Your goal:
Every line below must be reproduced exactly. Copy them all.

Data provided:

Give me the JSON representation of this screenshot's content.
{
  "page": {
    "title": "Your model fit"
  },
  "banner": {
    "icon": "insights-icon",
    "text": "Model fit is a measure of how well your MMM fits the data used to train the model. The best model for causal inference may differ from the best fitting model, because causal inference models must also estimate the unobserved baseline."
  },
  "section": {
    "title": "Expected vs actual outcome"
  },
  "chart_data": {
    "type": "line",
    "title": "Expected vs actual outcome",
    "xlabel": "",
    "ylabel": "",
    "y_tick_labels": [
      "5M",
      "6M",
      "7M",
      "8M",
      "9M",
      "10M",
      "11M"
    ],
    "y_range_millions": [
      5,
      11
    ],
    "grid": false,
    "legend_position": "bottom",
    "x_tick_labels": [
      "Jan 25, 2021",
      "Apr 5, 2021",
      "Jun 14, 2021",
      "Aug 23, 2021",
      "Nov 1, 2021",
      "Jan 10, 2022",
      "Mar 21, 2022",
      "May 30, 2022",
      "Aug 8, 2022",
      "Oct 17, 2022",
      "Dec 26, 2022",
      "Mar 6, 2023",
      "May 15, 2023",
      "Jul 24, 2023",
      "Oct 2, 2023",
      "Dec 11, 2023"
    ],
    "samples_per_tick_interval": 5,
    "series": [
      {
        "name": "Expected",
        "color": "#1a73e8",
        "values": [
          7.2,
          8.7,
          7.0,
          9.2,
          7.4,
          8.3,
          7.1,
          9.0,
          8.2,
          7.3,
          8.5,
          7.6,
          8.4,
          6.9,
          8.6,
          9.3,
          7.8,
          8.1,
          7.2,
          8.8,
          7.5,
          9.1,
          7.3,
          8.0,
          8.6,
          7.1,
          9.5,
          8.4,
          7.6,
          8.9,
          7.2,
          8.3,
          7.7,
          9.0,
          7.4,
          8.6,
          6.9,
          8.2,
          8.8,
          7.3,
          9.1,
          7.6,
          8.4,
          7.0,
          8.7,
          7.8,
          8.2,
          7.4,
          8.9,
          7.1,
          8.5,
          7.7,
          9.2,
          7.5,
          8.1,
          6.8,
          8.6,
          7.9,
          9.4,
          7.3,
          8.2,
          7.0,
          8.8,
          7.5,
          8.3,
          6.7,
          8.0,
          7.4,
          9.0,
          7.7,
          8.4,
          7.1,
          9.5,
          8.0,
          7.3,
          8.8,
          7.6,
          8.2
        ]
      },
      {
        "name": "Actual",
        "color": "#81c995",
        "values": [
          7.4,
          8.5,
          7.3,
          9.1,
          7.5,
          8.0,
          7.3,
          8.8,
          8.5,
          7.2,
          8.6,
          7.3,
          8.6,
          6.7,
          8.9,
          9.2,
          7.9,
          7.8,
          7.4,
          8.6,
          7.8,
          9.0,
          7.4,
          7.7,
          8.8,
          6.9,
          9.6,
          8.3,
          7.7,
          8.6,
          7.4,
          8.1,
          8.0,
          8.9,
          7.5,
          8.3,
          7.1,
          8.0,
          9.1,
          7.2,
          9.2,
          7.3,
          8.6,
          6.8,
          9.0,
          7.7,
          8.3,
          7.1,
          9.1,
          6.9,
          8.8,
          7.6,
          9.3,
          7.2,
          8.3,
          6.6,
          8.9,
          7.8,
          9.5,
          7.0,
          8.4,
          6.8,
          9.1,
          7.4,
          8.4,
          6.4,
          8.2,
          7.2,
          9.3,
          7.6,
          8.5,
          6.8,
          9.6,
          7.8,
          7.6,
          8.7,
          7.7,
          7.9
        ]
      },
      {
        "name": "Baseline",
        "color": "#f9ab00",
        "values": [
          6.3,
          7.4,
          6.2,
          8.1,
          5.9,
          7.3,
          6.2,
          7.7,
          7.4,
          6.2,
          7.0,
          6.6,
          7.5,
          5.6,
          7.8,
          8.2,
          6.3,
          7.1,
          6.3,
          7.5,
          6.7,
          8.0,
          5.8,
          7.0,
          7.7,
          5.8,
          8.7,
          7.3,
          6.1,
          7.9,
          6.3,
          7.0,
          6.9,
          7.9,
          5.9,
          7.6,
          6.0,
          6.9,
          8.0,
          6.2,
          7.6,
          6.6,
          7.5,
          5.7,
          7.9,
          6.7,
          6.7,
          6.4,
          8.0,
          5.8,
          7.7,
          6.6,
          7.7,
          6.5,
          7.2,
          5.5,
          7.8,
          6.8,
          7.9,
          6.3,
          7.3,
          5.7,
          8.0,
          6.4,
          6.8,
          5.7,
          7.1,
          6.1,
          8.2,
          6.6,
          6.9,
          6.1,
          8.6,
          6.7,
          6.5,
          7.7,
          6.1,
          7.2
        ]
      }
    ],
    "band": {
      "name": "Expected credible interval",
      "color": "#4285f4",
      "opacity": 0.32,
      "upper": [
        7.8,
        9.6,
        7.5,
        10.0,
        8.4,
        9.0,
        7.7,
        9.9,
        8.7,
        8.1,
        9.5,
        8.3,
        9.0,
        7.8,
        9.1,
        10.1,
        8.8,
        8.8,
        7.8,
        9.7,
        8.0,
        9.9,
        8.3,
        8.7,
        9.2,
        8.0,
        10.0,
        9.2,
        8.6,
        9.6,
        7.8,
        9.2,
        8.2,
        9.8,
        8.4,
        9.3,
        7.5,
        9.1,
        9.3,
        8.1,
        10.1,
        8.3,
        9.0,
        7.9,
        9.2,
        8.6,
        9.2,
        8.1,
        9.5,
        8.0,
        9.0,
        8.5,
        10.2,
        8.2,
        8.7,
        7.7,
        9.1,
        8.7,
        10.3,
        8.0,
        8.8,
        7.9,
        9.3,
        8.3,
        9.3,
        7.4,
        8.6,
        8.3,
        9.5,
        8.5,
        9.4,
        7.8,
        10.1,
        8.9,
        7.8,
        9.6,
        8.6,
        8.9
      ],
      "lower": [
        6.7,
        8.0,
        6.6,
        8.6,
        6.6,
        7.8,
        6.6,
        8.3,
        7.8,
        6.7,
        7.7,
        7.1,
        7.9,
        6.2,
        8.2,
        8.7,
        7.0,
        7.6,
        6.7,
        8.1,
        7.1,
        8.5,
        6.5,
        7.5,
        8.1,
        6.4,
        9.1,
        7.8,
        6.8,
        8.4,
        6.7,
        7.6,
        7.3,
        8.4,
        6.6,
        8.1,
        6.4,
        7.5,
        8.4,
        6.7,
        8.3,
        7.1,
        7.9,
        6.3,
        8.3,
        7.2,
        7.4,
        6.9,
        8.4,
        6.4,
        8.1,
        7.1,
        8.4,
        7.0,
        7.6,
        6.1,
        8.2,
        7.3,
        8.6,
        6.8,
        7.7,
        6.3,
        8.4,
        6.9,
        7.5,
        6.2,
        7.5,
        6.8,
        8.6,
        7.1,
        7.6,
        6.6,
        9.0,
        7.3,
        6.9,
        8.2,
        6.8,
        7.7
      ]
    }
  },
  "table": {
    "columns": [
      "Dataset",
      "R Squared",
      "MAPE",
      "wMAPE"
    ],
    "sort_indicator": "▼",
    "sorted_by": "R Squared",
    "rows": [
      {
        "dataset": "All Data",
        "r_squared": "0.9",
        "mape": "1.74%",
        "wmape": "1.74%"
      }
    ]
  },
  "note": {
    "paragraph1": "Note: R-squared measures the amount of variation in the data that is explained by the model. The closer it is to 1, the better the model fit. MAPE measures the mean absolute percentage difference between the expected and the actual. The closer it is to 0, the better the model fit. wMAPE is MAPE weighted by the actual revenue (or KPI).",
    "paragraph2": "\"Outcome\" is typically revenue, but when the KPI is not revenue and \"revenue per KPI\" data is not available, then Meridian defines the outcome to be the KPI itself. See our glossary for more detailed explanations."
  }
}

Answer to the exercise:
Give me the JSON representation of this screenshot's content.
{
  "page": {
    "title": "Your model fit"
  },
  "banner": {
    "icon": "insights-icon",
    "text": "Model fit is a measure of how well your MMM fits the data used to train the model. The best model for causal inference may differ from the best fitting model, because causal inference models must also estimate the unobserved baseline."
  },
  "section": {
    "title": "Expected vs actual outcome"
  },
  "chart_data": {
    "type": "line",
    "title": "Expected vs actual outcome",
    "xlabel": "",
    "ylabel": "",
    "y_tick_labels": [
      "5M",
      "6M",
      "7M",
      "8M",
      "9M",
      "10M",
      "11M"
    ],
    "y_range_millions": [
      5,
      11
    ],
    "grid": false,
    "legend_position": "bottom",
    "x_tick_labels": [
      "Jan 25, 2021",
      "Apr 5, 2021",
      "Jun 14, 2021",
      "Aug 23, 2021",
      "Nov 1, 2021",
      "Jan 10, 2022",
      "Mar 21, 2022",
      "May 30, 2022",
      "Aug 8, 2022",
      "Oct 17, 2022",
      "Dec 26, 2022",
      "Mar 6, 2023",
      "May 15, 2023",
      "Jul 24, 2023",
      "Oct 2, 2023",
      "Dec 11, 2023"
    ],
    "samples_per_tick_interval": 5,
    "series": [
      {
        "name": "Expected",
        "color": "#1a73e8",
        "values": [
          7.2,
          8.7,
          7.0,
          9.2,
          7.4,
          8.3,
          7.1,
          9.0,
          8.2,
          7.3,
          8.5,
          7.6,
          8.4,
          6.9,
          8.6,
          9.3,
          7.8,
          8.1,
          7.2,
          8.8,
          7.5,
          9.1,
          7.3,
          8.0,
          8.6,
          7.1,
          9.5,
          8.4,
          7.6,
          8.9,
          7.2,
          8.3,
          7.7,
          9.0,
          7.4,
          8.6,
          6.9,
          8.2,
          8.8,
          7.3,
          9.1,
          7.6,
          8.4,
          7.0,
          8.7,
          7.8,
          8.2,
          7.4,
          8.9,
          7.1,
          8.5,
          7.7,
          9.2,
          7.5,
          8.1,
          6.8,
          8.6,
          7.9,
          9.4,
          7.3,
          8.2,
          7.0,
          8.8,
          7.5,
          8.3,
          6.7,
          8.0,
          7.4,
          9.0,
          7.7,
          8.4,
          7.1,
          9.5,
          8.0,
          7.3,
          8.8,
          7.6,
          8.2
        ]
      },
      {
        "name": "Actual",
        "color": "#81c995",
        "values": [
          7.4,
          8.5,
          7.3,
          9.1,
          7.5,
          8.0,
          7.3,
          8.8,
          8.5,
          7.2,
          8.6,
          7.3,
          8.6,
          6.7,
          8.9,
          9.2,
          7.9,
          7.8,
          7.4,
          8.6,
          7.8,
          9.0,
          7.4,
          7.7,
          8.8,
          6.9,
          9.6,
          8.3,
          7.7,
          8.6,
          7.4,
          8.1,
          8.0,
          8.9,
          7.5,
          8.3,
          7.1,
          8.0,
          9.1,
          7.2,
          9.2,
          7.3,
          8.6,
          6.8,
          9.0,
          7.7,
          8.3,
          7.1,
          9.1,
          6.9,
          8.8,
          7.6,
          9.3,
          7.2,
          8.3,
          6.6,
          8.9,
          7.8,
          9.5,
          7.0,
          8.4,
          6.8,
          9.1,
          7.4,
          8.4,
          6.4,
          8.2,
          7.2,
          9.3,
          7.6,
          8.5,
          6.8,
          9.6,
          7.8,
          7.6,
          8.7,
          7.7,
          7.9
        ]
      },
      {
        "name": "Baseline",
        "color": "#f9ab00",
        "values": [
          6.3,
          7.4,
          6.2,
          8.1,
          5.9,
          7.3,
          6.2,
          7.7,
          7.4,
          6.2,
          7.0,
          6.6,
          7.5,
          5.6,
          7.8,
          8.2,
          6.3,
          7.1,
          6.3,
          7.5,
          6.7,
          8.0,
          5.8,
          7.0,
          7.7,
          5.8,
          8.7,
          7.3,
          6.1,
          7.9,
          6.3,
          7.0,
          6.9,
          7.9,
          5.9,
          7.6,
          6.0,
          6.9,
          8.0,
          6.2,
          7.6,
          6.6,
          7.5,
          5.7,
          7.9,
          6.7,
          6.7,
          6.4,
          8.0,
          5.8,
          7.7,
          6.6,
          7.7,
          6.5,
          7.2,
          5.5,
          7.8,
          6.8,
          7.9,
          6.3,
          7.3,
          5.7,
          8.0,
          6.4,
          6.8,
          5.7,
          7.1,
          6.1,
          8.2,
          6.6,
          6.9,
          6.1,
          8.6,
          6.7,
          6.5,
          7.7,
          6.1,
          7.2
        ]
      }
    ],
    "band": {
      "name": "Expected credible interval",
      "color": "#4285f4",
      "opacity": 0.32,
      "upper": [
        7.8,
        9.6,
        7.5,
        10.0,
        8.4,
        9.0,
        7.7,
        9.9,
        8.7,
        8.1,
        9.5,
        8.3,
        9.0,
        7.8,
        9.1,
        10.1,
        8.8,
        8.8,
        7.8,
        9.7,
        8.0,
        9.9,
        8.3,
        8.7,
        9.2,
        8.0,
        10.0,
        9.2,
        8.6,
        9.6,
        7.8,
        9.2,
        8.2,
        9.8,
        8.4,
        9.3,
        7.5,
        9.1,
        9.3,
        8.1,
        10.1,
        8.3,
        9.0,
        7.9,
        9.2,
        8.6,
        9.2,
        8.1,
        9.5,
        8.0,
        9.0,
        8.5,
        10.2,
        8.2,
        8.7,
        7.7,
        9.1,
        8.7,
        10.3,
        8.0,
        8.8,
        7.9,
        9.3,
        8.3,
        9.3,
        7.4,
        8.6,
        8.3,
        9.5,
        8.5,
        9.4,
        7.8,
        10.1,
        8.9,
        7.8,
        9.6,
        8.6,
        8.9
      ],
      "lower": [
        6.7,
        8.0,
        6.6,
        8.6,
        6.6,
        7.8,
        6.6,
        8.3,
        7.8,
        6.7,
        7.7,
        7.1,
        7.9,
        6.2,
        8.2,
        8.7,
        7.0,
        7.6,
        6.7,
        8.1,
        7.1,
        8.5,
        6.5,
        7.5,
        8.1,
        6.4,
        9.1,
        7.8,
        6.8,
        8.4,
        6.7,
        7.6,
        7.3,
        8.4,
        6.6,
        8.1,
        6.4,
        7.5,
        8.4,
        6.7,
        8.3,
        7.1,
        7.9,
        6.3,
        8.3,
        7.2,
        7.4,
        6.9,
        8.4,
        6.4,
        8.1,
        7.1,
        8.4,
        7.0,
        7.6,
        6.1,
        8.2,
        7.3,
        8.6,
        6.8,
        7.7,
        6.3,
        8.4,
        6.9,
        7.5,
        6.2,
        7.5,
        6.8,
        8.6,
        7.1,
        7.6,
        6.6,
        9.0,
        7.3,
        6.9,
        8.2,
        6.8,
        7.7
      ]
    }
  },
  "table": {
    "columns": [
      "Dataset",
      "R Squared",
      "MAPE",
      "wMAPE"
    ],
    "sort_indicator": "▼",
    "sorted_by": "R Squared",
    "rows": [
      {
        "dataset": "All Data",
        "r_squared": "0.9",
        "mape": "1.74%",
        "wmape": "1.74%"
      }
    ]
  },
  "note": {
    "paragraph1": "Note: R-squared measures the amount of variation in the data that is explained by the model. The closer it is to 1, the better the model fit. MAPE measures the mean absolute percentage difference between the expected and the actual. The closer it is to 0, the better the model fit. wMAPE is MAPE weighted by the actual revenue (or KPI).",
    "paragraph2": "\"Outcome\" is typically revenue, but when the KPI is not revenue and \"revenue per KPI\" data is not available, then Meridian defines the outcome to be the KPI itself. See our glossary for more detailed explanations."
  }
}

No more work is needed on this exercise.